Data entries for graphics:
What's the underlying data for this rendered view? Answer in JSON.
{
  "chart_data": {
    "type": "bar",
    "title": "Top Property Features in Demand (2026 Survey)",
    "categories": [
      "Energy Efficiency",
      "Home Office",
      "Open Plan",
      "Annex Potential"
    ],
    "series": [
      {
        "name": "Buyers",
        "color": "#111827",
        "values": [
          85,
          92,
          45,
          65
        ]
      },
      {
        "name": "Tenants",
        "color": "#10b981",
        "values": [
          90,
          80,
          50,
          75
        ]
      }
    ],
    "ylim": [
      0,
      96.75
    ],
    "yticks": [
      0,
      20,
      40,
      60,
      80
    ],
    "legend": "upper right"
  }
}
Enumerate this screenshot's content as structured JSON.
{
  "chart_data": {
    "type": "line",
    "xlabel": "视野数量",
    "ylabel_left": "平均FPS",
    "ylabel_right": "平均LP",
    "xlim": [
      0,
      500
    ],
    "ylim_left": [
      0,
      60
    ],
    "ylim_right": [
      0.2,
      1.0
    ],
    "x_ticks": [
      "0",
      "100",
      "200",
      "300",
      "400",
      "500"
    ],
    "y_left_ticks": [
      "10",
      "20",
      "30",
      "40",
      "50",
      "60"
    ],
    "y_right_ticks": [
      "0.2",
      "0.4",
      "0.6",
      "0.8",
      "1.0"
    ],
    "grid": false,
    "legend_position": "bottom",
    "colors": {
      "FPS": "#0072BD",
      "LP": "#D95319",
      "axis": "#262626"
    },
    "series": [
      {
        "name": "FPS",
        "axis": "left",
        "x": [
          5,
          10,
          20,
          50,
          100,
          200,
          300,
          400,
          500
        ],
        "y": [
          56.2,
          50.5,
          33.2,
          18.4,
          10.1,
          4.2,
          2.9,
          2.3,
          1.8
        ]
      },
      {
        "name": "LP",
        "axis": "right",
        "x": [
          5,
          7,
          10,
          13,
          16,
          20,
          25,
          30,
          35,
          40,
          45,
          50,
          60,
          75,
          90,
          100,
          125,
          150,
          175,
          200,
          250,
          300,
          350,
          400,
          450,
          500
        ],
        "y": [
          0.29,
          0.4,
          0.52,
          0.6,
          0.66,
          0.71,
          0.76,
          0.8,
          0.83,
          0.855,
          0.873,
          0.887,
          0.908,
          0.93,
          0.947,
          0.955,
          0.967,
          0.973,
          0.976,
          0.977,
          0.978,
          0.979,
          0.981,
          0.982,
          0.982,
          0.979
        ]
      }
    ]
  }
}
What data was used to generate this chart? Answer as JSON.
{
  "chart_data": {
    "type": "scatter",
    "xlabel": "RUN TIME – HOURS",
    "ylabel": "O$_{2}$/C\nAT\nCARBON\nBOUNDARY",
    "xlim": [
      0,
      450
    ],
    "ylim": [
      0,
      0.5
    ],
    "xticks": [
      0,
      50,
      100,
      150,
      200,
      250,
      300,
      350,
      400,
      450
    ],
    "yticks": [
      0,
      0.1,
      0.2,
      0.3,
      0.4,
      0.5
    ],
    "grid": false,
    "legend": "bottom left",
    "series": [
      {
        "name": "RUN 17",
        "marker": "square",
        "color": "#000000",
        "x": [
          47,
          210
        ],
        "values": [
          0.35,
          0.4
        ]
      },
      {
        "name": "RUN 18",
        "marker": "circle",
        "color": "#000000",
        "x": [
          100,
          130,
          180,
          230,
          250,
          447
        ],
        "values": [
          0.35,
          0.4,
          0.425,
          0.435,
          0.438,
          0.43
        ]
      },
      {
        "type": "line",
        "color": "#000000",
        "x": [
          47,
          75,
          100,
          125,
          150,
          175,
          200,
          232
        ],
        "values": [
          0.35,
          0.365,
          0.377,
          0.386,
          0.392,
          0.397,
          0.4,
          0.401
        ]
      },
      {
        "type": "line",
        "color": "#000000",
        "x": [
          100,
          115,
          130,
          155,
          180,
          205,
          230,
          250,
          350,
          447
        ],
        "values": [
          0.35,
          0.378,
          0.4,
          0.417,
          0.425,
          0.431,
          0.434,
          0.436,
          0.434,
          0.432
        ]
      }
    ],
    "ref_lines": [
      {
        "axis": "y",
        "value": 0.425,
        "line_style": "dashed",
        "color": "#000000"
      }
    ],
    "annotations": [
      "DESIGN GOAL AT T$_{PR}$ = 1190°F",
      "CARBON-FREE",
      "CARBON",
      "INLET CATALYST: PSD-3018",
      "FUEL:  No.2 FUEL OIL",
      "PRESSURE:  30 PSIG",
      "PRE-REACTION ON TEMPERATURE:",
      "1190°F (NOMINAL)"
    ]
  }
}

Stated task »
Show the lines where the word "What" appears in the entries.

Result »
What's the underlying data for this rendered view? Answer in JSON.
What data was used to generate this chart? Answer as JSON.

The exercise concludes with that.